- WRITTEN EXERCISE
Reproduce all entries precisely as they are written.

= = = = =

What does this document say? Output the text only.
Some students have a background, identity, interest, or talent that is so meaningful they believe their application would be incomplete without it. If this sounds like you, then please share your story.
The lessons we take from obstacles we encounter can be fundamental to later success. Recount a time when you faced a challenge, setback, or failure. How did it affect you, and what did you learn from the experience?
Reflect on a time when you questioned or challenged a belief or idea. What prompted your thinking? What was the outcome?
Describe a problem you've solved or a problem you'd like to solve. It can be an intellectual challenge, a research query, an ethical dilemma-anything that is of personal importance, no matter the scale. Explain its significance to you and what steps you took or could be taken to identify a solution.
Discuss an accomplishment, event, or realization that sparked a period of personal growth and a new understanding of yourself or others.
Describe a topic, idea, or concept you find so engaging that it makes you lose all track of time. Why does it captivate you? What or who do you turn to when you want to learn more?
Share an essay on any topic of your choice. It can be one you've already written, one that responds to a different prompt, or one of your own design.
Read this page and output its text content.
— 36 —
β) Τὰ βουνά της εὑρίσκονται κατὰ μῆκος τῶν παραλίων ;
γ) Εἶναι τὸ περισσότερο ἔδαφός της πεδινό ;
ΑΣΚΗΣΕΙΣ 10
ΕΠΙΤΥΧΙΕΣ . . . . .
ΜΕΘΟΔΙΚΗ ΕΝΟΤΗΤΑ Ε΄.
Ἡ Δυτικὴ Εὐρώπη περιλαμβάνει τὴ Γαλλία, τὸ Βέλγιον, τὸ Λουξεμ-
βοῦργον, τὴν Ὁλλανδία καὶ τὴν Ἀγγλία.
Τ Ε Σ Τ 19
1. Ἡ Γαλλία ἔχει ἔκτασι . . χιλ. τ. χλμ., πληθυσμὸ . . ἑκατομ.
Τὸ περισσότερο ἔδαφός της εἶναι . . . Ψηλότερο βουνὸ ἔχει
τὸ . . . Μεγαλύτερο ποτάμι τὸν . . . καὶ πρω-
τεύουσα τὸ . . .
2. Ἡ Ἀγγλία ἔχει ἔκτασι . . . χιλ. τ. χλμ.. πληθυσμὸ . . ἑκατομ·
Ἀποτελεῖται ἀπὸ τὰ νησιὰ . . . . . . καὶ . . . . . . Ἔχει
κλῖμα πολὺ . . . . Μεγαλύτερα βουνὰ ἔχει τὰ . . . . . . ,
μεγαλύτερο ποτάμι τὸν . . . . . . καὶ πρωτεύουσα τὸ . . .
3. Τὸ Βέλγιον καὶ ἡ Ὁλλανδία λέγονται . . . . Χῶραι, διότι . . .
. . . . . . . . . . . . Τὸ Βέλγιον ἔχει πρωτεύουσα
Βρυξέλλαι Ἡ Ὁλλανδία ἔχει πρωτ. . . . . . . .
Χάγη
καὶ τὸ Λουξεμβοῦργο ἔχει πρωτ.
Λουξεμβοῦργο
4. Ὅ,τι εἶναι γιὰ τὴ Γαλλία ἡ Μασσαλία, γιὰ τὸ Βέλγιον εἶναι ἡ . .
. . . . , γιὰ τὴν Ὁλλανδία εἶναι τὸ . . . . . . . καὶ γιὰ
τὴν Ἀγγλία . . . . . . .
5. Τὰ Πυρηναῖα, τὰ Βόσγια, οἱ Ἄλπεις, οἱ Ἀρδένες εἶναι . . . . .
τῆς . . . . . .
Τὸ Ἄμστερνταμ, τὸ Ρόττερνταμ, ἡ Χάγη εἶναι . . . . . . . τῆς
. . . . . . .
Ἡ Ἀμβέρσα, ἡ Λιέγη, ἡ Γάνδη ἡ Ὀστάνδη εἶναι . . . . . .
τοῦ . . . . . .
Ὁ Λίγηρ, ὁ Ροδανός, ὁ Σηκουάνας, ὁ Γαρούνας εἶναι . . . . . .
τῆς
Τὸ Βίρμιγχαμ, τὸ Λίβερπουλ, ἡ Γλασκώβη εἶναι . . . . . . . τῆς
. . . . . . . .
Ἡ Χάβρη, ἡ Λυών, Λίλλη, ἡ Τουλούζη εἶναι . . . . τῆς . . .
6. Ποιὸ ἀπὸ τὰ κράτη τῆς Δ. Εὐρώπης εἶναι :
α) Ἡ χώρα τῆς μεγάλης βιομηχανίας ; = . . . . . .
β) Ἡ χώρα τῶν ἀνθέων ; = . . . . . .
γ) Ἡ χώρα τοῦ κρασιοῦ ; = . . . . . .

= = = = =

- ANSWER TO THIS TASK
What does this document say? Output the text only.
Some students have a background, identity, interest, or talent that is so meaningful they believe their application would be incomplete without it. If this sounds like you, then please share your story.
The lessons we take from obstacles we encounter can be fundamental to later success. Recount a time when you faced a challenge, setback, or failure. How did it affect you, and what did you learn from the experience?
Reflect on a time when you questioned or challenged a belief or idea. What prompted your thinking? What was the outcome?
Describe a problem you've solved or a problem you'd like to solve. It can be an intellectual challenge, a research query, an ethical dilemma-anything that is of personal importance, no matter the scale. Explain its significance to you and what steps you took or could be taken to identify a solution.
Discuss an accomplishment, event, or realization that sparked a period of personal growth and a new understanding of yourself or others.
Describe a topic, idea, or concept you find so engaging that it makes you lose all track of time. Why does it captivate you? What or who do you turn to when you want to learn more?
Share an essay on any topic of your choice. It can be one you've already written, one that responds to a different prompt, or one of your own design.
Read this page and output its text content.
— 36 —
β) Τὰ βουνά της εὑρίσκονται κατὰ μῆκος τῶν παραλίων ;
γ) Εἶναι τὸ περισσότερο ἔδαφός της πεδινό ;
ΑΣΚΗΣΕΙΣ 10
ΕΠΙΤΥΧΙΕΣ . . . . .
ΜΕΘΟΔΙΚΗ ΕΝΟΤΗΤΑ Ε΄.
Ἡ Δυτικὴ Εὐρώπη περιλαμβάνει τὴ Γαλλία, τὸ Βέλγιον, τὸ Λουξεμ-
βοῦργον, τὴν Ὁλλανδία καὶ τὴν Ἀγγλία.
Τ Ε Σ Τ 19
1. Ἡ Γαλλία ἔχει ἔκτασι . . χιλ. τ. χλμ., πληθυσμὸ . . ἑκατομ.
Τὸ περισσότερο ἔδαφός της εἶναι . . . Ψηλότερο βουνὸ ἔχει
τὸ . . . Μεγαλύτερο ποτάμι τὸν . . . καὶ πρω-
τεύουσα τὸ . . .
2. Ἡ Ἀγγλία ἔχει ἔκτασι . . . χιλ. τ. χλμ.. πληθυσμὸ . . ἑκατομ·
Ἀποτελεῖται ἀπὸ τὰ νησιὰ . . . . . . καὶ . . . . . . Ἔχει
κλῖμα πολὺ . . . . Μεγαλύτερα βουνὰ ἔχει τὰ . . . . . . ,
μεγαλύτερο ποτάμι τὸν . . . . . . καὶ πρωτεύουσα τὸ . . .
3. Τὸ Βέλγιον καὶ ἡ Ὁλλανδία λέγονται . . . . Χῶραι, διότι . . .
. . . . . . . . . . . . Τὸ Βέλγιον ἔχει πρωτεύουσα
Βρυξέλλαι Ἡ Ὁλλανδία ἔχει πρωτ. . . . . . . .
Χάγη
καὶ τὸ Λουξεμβοῦργο ἔχει πρωτ.
Λουξεμβοῦργο
4. Ὅ,τι εἶναι γιὰ τὴ Γαλλία ἡ Μασσαλία, γιὰ τὸ Βέλγιον εἶναι ἡ . .
. . . . , γιὰ τὴν Ὁλλανδία εἶναι τὸ . . . . . . . καὶ γιὰ
τὴν Ἀγγλία . . . . . . .
5. Τὰ Πυρηναῖα, τὰ Βόσγια, οἱ Ἄλπεις, οἱ Ἀρδένες εἶναι . . . . .
τῆς . . . . . .
Τὸ Ἄμστερνταμ, τὸ Ρόττερνταμ, ἡ Χάγη εἶναι . . . . . . . τῆς
. . . . . . .
Ἡ Ἀμβέρσα, ἡ Λιέγη, ἡ Γάνδη ἡ Ὀστάνδη εἶναι . . . . . .
τοῦ . . . . . .
Ὁ Λίγηρ, ὁ Ροδανός, ὁ Σηκουάνας, ὁ Γαρούνας εἶναι . . . . . .
τῆς
Τὸ Βίρμιγχαμ, τὸ Λίβερπουλ, ἡ Γλασκώβη εἶναι . . . . . . . τῆς
. . . . . . . .
Ἡ Χάβρη, ἡ Λυών, Λίλλη, ἡ Τουλούζη εἶναι . . . . τῆς . . .
6. Ποιὸ ἀπὸ τὰ κράτη τῆς Δ. Εὐρώπης εἶναι :
α) Ἡ χώρα τῆς μεγάλης βιομηχανίας ; = . . . . . .
β) Ἡ χώρα τῶν ἀνθέων ; = . . . . . .
γ) Ἡ χώρα τοῦ κρασιοῦ ; = . . . . . .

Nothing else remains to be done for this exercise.